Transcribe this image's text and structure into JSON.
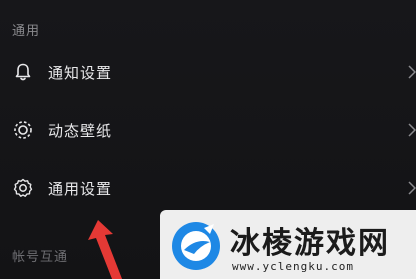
{
  "section_general": "通用",
  "section_account": "帐号互通",
  "rows": [
    {
      "label": "通知设置",
      "icon": "bell-icon"
    },
    {
      "label": "动态壁纸",
      "icon": "wallpaper-icon"
    },
    {
      "label": "通用设置",
      "icon": "gear-icon"
    }
  ],
  "watermark": {
    "title": "冰棱游戏网",
    "url": "www.yclengku.com"
  },
  "colors": {
    "background": "#141416",
    "text": "#e8e8ea",
    "header": "#8a8a8e",
    "arrow": "#e53935",
    "logo_blue": "#1e88e5"
  }
}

□ □ □ □

- Work to be completed
Quote in full the listing given above; the images are to be left out.

- Response for this exercise
Transcribe this image's text and structure into JSON.
{
  "section_general": "通用",
  "section_account": "帐号互通",
  "rows": [
    {
      "label": "通知设置",
      "icon": "bell-icon"
    },
    {
      "label": "动态壁纸",
      "icon": "wallpaper-icon"
    },
    {
      "label": "通用设置",
      "icon": "gear-icon"
    }
  ],
  "watermark": {
    "title": "冰棱游戏网",
    "url": "www.yclengku.com"
  },
  "colors": {
    "background": "#141416",
    "text": "#e8e8ea",
    "header": "#8a8a8e",
    "arrow": "#e53935",
    "logo_blue": "#1e88e5"
  }
}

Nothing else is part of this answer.